**PROBLEM TO SOLVE:** Reproduce each of the following lines word for word, and leave out the pictures.
** START **
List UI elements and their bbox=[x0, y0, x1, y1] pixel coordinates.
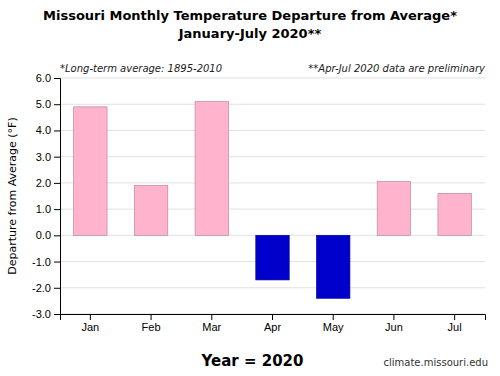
tick-mark bbox=[54, 262, 60, 263]
tick-mark bbox=[90, 314, 91, 320]
tick-label: 2.0 bbox=[36, 177, 51, 189]
tick-mark bbox=[393, 314, 394, 320]
axis-line bbox=[54, 79, 61, 315]
axis-line bbox=[61, 315, 486, 321]
tick-mark bbox=[54, 104, 60, 105]
tick-label: Mar bbox=[202, 321, 221, 333]
y-tick: 6.0 bbox=[36, 72, 60, 84]
tick-mark bbox=[54, 288, 60, 289]
tick-label: 4.0 bbox=[36, 124, 51, 136]
tick-mark bbox=[272, 314, 273, 320]
bar bbox=[74, 107, 107, 235]
grid-line bbox=[60, 156, 485, 157]
y-axis: -3.0 -2.0 -1.0 0.0 1.0 2.0 3.0 4.0 5.0 6.0 bbox=[32, 72, 60, 320]
bar bbox=[438, 193, 471, 235]
y-tick: -1.0 bbox=[32, 256, 60, 268]
grid-line bbox=[60, 287, 485, 288]
x-tick: Feb bbox=[142, 314, 161, 333]
bar bbox=[317, 235, 350, 298]
tick-label: Jun bbox=[385, 321, 403, 333]
tick-label: 0.0 bbox=[36, 229, 51, 241]
plot-area: -3.0 -2.0 -1.0 0.0 1.0 2.0 3.0 4.0 5.0 6.0 Jan Feb M… bbox=[32, 72, 485, 333]
y-tick: 2.0 bbox=[36, 177, 60, 189]
bars bbox=[74, 102, 472, 299]
subtitle: January-July 2020** bbox=[178, 26, 322, 41]
tick-mark bbox=[54, 209, 60, 210]
grid-line bbox=[60, 130, 485, 131]
annotation: **Apr-Jul 2020 data are preliminary bbox=[308, 63, 486, 74]
tick-label: Jul bbox=[448, 321, 462, 333]
x-axis-title: Year = 2020 bbox=[201, 352, 304, 370]
tick-mark bbox=[54, 78, 60, 79]
tick-mark bbox=[211, 314, 212, 320]
bar bbox=[195, 102, 228, 236]
y-tick: -2.0 bbox=[32, 282, 60, 294]
chart-container: Missouri Monthly Temperature Departure f… bbox=[0, 0, 500, 376]
y-tick: 3.0 bbox=[36, 151, 60, 163]
grid bbox=[60, 78, 485, 314]
grid-line bbox=[60, 78, 485, 79]
bar bbox=[377, 182, 410, 236]
tick-mark bbox=[151, 314, 152, 320]
annotation: *Long-term average: 1895-2010 bbox=[60, 63, 222, 74]
annotation: climate.missouri.edu bbox=[384, 357, 488, 368]
title: Missouri Monthly Temperature Departure f… bbox=[43, 8, 457, 23]
tick-label: Apr bbox=[264, 321, 281, 333]
tick-mark bbox=[54, 314, 60, 315]
tick-label: -2.0 bbox=[32, 282, 51, 294]
tick-mark bbox=[54, 183, 60, 184]
y-tick: 5.0 bbox=[36, 98, 60, 110]
tick-label: Jan bbox=[81, 321, 99, 333]
x-axis: Jan Feb Mar Apr May Jun Jul bbox=[61, 314, 486, 333]
y-tick: 1.0 bbox=[36, 203, 60, 215]
x-tick: Mar bbox=[202, 314, 221, 333]
chart-svg: Missouri Monthly Temperature Departure f… bbox=[0, 0, 500, 376]
tick-label: May bbox=[323, 321, 344, 333]
tick-mark bbox=[54, 235, 60, 236]
grid-line bbox=[60, 104, 485, 105]
grid-line bbox=[60, 209, 485, 210]
tick-label: 6.0 bbox=[36, 72, 51, 84]
tick-label: 5.0 bbox=[36, 98, 51, 110]
bar bbox=[134, 186, 167, 236]
tick-label: 3.0 bbox=[36, 151, 51, 163]
x-tick: Jun bbox=[385, 314, 403, 333]
y-tick: 4.0 bbox=[36, 124, 60, 136]
x-tick: Jan bbox=[81, 314, 99, 333]
tick-mark bbox=[333, 314, 334, 320]
tick-label: -1.0 bbox=[32, 256, 51, 268]
tick-label: 1.0 bbox=[36, 203, 51, 215]
tick-mark bbox=[454, 314, 455, 320]
tick-mark bbox=[54, 157, 60, 158]
grid-line bbox=[60, 182, 485, 183]
bar bbox=[256, 235, 289, 280]
y-tick: 0.0 bbox=[36, 229, 60, 241]
x-tick: May bbox=[323, 314, 344, 333]
x-tick: Apr bbox=[264, 314, 281, 333]
tick-label: Feb bbox=[142, 321, 161, 333]
tick-mark bbox=[54, 130, 60, 131]
tick-label: -3.0 bbox=[32, 308, 51, 320]
x-tick: Jul bbox=[448, 314, 462, 333]
y-tick: -3.0 bbox=[32, 308, 60, 320]
y-axis-title: Departure from Average (°F) bbox=[6, 117, 19, 275]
** END **
**SOLUTION TO THIS EXERCISE:**
List UI elements and their bbox=[x0, y0, x1, y1] pixel coordinates.
tick-mark bbox=[54, 262, 60, 263]
tick-mark bbox=[90, 314, 91, 320]
tick-label: 2.0 bbox=[36, 177, 51, 189]
tick-mark bbox=[393, 314, 394, 320]
axis-line bbox=[54, 79, 61, 315]
axis-line bbox=[61, 315, 486, 321]
tick-mark bbox=[54, 104, 60, 105]
tick-label: Mar bbox=[202, 321, 221, 333]
y-tick: 6.0 bbox=[36, 72, 60, 84]
tick-mark bbox=[54, 288, 60, 289]
tick-label: 4.0 bbox=[36, 124, 51, 136]
tick-mark bbox=[272, 314, 273, 320]
bar bbox=[74, 107, 107, 235]
grid-line bbox=[60, 156, 485, 157]
y-axis: -3.0 -2.0 -1.0 0.0 1.0 2.0 3.0 4.0 5.0 6.0 bbox=[32, 72, 60, 320]
bar bbox=[438, 193, 471, 235]
y-tick: -1.0 bbox=[32, 256, 60, 268]
grid-line bbox=[60, 287, 485, 288]
x-tick: Feb bbox=[142, 314, 161, 333]
bar bbox=[317, 235, 350, 298]
tick-label: Jun bbox=[385, 321, 403, 333]
tick-label: 0.0 bbox=[36, 229, 51, 241]
plot-area: -3.0 -2.0 -1.0 0.0 1.0 2.0 3.0 4.0 5.0 6.0 Jan Feb M… bbox=[32, 72, 485, 333]
y-tick: 2.0 bbox=[36, 177, 60, 189]
bars bbox=[74, 102, 472, 299]
subtitle: January-July 2020** bbox=[178, 26, 322, 41]
tick-mark bbox=[54, 209, 60, 210]
grid-line bbox=[60, 130, 485, 131]
annotation: **Apr-Jul 2020 data are preliminary bbox=[308, 63, 486, 74]
tick-label: Jul bbox=[448, 321, 462, 333]
x-axis-title: Year = 2020 bbox=[201, 352, 304, 370]
tick-mark bbox=[54, 78, 60, 79]
tick-mark bbox=[211, 314, 212, 320]
bar bbox=[195, 102, 228, 236]
y-tick: -2.0 bbox=[32, 282, 60, 294]
chart-container: Missouri Monthly Temperature Departure f… bbox=[0, 0, 500, 376]
y-tick: 3.0 bbox=[36, 151, 60, 163]
grid bbox=[60, 78, 485, 314]
grid-line bbox=[60, 78, 485, 79]
bar bbox=[377, 182, 410, 236]
tick-mark bbox=[151, 314, 152, 320]
annotation: *Long-term average: 1895-2010 bbox=[60, 63, 222, 74]
annotation: climate.missouri.edu bbox=[384, 357, 488, 368]
title: Missouri Monthly Temperature Departure f… bbox=[43, 8, 457, 23]
tick-label: Apr bbox=[264, 321, 281, 333]
tick-mark bbox=[54, 314, 60, 315]
tick-label: -2.0 bbox=[32, 282, 51, 294]
tick-mark bbox=[54, 183, 60, 184]
y-tick: 5.0 bbox=[36, 98, 60, 110]
tick-label: Jan bbox=[81, 321, 99, 333]
x-axis: Jan Feb Mar Apr May Jun Jul bbox=[61, 314, 486, 333]
y-tick: 1.0 bbox=[36, 203, 60, 215]
x-tick: Mar bbox=[202, 314, 221, 333]
chart-svg: Missouri Monthly Temperature Departure f… bbox=[0, 0, 500, 376]
tick-label: May bbox=[323, 321, 344, 333]
tick-mark bbox=[54, 235, 60, 236]
grid-line bbox=[60, 104, 485, 105]
grid-line bbox=[60, 209, 485, 210]
tick-label: 6.0 bbox=[36, 72, 51, 84]
tick-label: 5.0 bbox=[36, 98, 51, 110]
bar bbox=[134, 186, 167, 236]
tick-label: 3.0 bbox=[36, 151, 51, 163]
x-tick: Jun bbox=[385, 314, 403, 333]
y-tick: 4.0 bbox=[36, 124, 60, 136]
x-tick: Jan bbox=[81, 314, 99, 333]
tick-mark bbox=[333, 314, 334, 320]
tick-label: -1.0 bbox=[32, 256, 51, 268]
tick-label: 1.0 bbox=[36, 203, 51, 215]
tick-mark bbox=[454, 314, 455, 320]
tick-mark bbox=[54, 157, 60, 158]
grid-line bbox=[60, 182, 485, 183]
bar bbox=[256, 235, 289, 280]
y-tick: 0.0 bbox=[36, 229, 60, 241]
x-tick: May bbox=[323, 314, 344, 333]
x-tick: Apr bbox=[264, 314, 281, 333]
tick-label: Feb bbox=[142, 321, 161, 333]
tick-mark bbox=[54, 130, 60, 131]
tick-label: -3.0 bbox=[32, 308, 51, 320]
x-tick: Jul bbox=[448, 314, 462, 333]
y-tick: -3.0 bbox=[32, 308, 60, 320]
y-axis-title: Departure from Average (°F) bbox=[6, 117, 19, 275]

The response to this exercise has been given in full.